• Defesa
O Ministério da Justiça definiu ontem cinco novas normas que deverão ser incorporadas às cláusulas dos códigos de defesa do consumidor. Em uma delas, fica definido que a empresa que for enviar o nome de um de seus clientes para o Serviço de Proteção ao Crédito (SPC) deverá, antes, notificar o consumidor inadimplente.
• Penalidades
A nova norma é válida para qualquer tipo de cadastro. As penalidades para quem descumprir a lei vão de multa, que varia de R$ 250,00 a R$ 3,19 milhões, até o fechamento do estabelecimento. Os planos de saúde também não deverão mais impor limites mínimos de internação hospitalar aos clientes. Além disso, serão obrigados a contemplar doenças previstas pelo Ministério da Saúde, como a dengue, por exemplo.
• Impedimento
O Ministério da Justiça ainda proíbe que fornecedores de produtos, como lojas, passem os dados cadastrais de clientes a terceiros e investiguem a vida privada deles. Os consórcios também estão proibidos de impor ao consumidor a obrigação de se manifestar contra a transferência dos dados cadastrais confiados ao fornecedor.
• IPI
A redução do Imposto sobre Produtos Industrializados (IPI) dos carros médios já começou a dar os primeiros sinais de recuperação da indústria automotiva. Além de frear a queda da atividade produtiva do setor e estimular a venda de veículos para o consumidor, a medida está obrigando algumas empresas a rever as estratégias adotadas para driblar a retração do varejo interno. É o caso da General Motors, em São Caetano.

### Dados fornecidos
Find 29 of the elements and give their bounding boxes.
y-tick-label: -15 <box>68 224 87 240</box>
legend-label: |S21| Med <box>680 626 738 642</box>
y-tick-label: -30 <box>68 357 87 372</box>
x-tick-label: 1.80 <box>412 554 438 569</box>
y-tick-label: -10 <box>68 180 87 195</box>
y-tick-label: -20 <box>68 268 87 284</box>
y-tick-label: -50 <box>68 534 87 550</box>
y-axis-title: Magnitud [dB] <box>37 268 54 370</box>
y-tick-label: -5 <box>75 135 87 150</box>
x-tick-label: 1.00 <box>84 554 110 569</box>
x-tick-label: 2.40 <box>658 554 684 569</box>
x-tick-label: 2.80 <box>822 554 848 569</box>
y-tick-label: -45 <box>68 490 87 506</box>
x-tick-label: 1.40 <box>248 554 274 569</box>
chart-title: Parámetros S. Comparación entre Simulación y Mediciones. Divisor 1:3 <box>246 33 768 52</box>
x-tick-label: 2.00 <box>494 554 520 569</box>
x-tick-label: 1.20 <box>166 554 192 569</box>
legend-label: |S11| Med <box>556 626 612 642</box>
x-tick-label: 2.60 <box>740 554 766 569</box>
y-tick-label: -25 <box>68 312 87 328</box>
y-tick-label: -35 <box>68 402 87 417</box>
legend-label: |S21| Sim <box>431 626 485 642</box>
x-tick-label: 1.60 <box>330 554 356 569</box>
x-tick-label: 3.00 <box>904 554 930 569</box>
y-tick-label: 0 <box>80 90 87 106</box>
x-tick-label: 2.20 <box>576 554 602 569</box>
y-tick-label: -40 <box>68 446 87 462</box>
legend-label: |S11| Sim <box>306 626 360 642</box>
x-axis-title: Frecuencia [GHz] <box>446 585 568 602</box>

### Tarefa
Responda às perguntas com base no texto sobre as novas normas de defesa do consumidor.
(a) O que a empresa deverá fazer antes de enviar o nome de um cliente ao SPC?
(b) Entre quais valores varia a multa para quem descumprir a nova norma?
(c) Que empresa é citada como caso de revisão de estratégias após a redução do IPI?

### Sua resposta
(a) Deverá notificar o consumidor inadimplente.
(b) Entre R$ 250,00 e R$ 3,19 milhões.
(c) A General Motors, em São Caetano.